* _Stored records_
===============

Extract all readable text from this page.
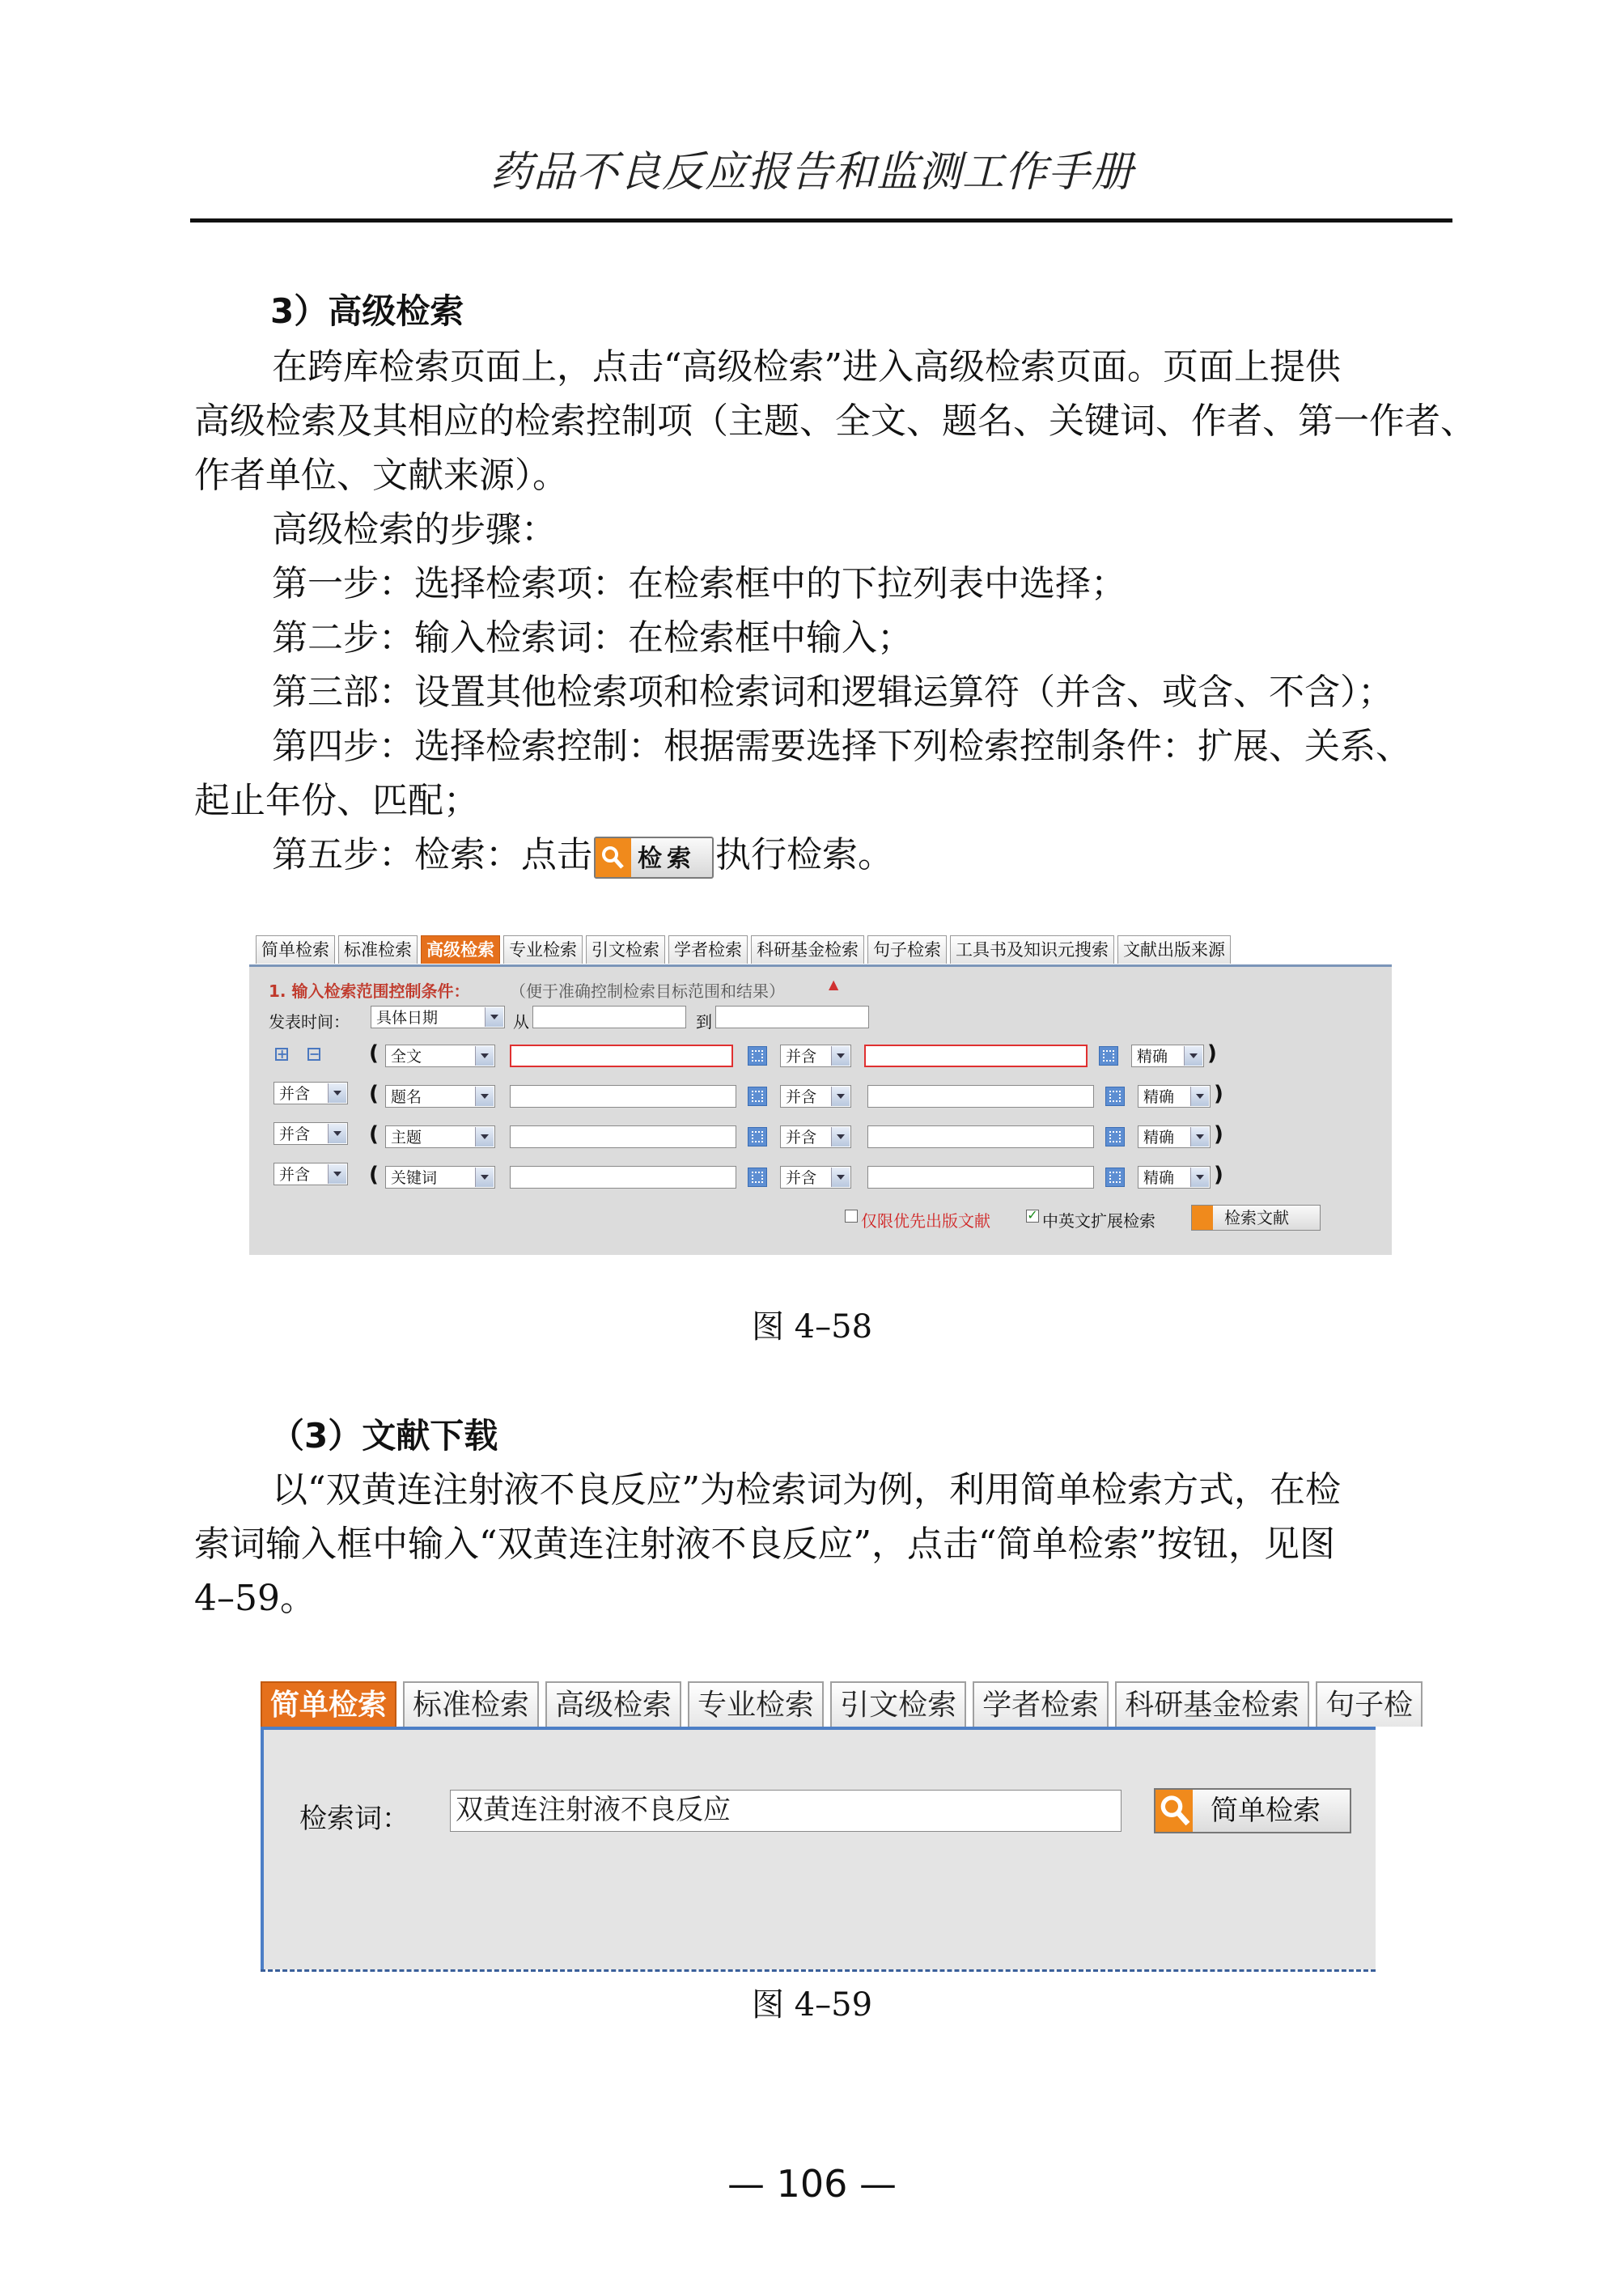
药品不良反应报告和监测工作手册
3）高级检索

在跨库检索页面上，点击“高级检索”进入高级检索页面。页面上提供

高级检索及其相应的检索控制项（主题、全文、题名、关键词、作者、第一作者、

作者单位、文献来源）。

高级检索的步骤：

第一步：选择检索项：在检索框中的下拉列表中选择；

第二步：输入检索词：在检索框中输入；

第三部：设置其他检索项和检索词和逻辑运算符（并含、或含、不含）；

第四步：选择检索控制：根据需要选择下列检索控制条件：扩展、关系、

起止年份、匹配；

第五步：检索：点击 检索 执行检索。

简单检索 标准检索 高级检索 专业检索 引文检索 学者检索 科研基金检索 句子检索 工具书及知识元搜索 文献出版来源
1. 输入检索范围控制条件： （便于准确控制检索目标范围和结果）	▲
发表时间：	具体日期	从	到
+ − ( 全文	并含	精确	)
并含	( 题名	并含	精确	)
并含	( 主题	并含	精确	)
并含	( 关键词	并含	精确	)
仅限优先出版文献	✓ 中英文扩展检索	检索文献
图 4–58
（3）文献下载

以“双黄连注射液不良反应”为检索词为例，利用简单检索方式，在检

索词输入框中输入“双黄连注射液不良反应”，点击“简单检索”按钮，见图

4–59。

简单检索 标准检索 高级检索 专业检索 引文检索 学者检索 科研基金检索 句子检
检索词： 双黄连注射液不良反应	简单检索
图 4–59
— 106 —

===============

* _Task prompt_
In the records above, how many lines contain the string "学者检索"? State that number only.

* _Reply to the exercise_
2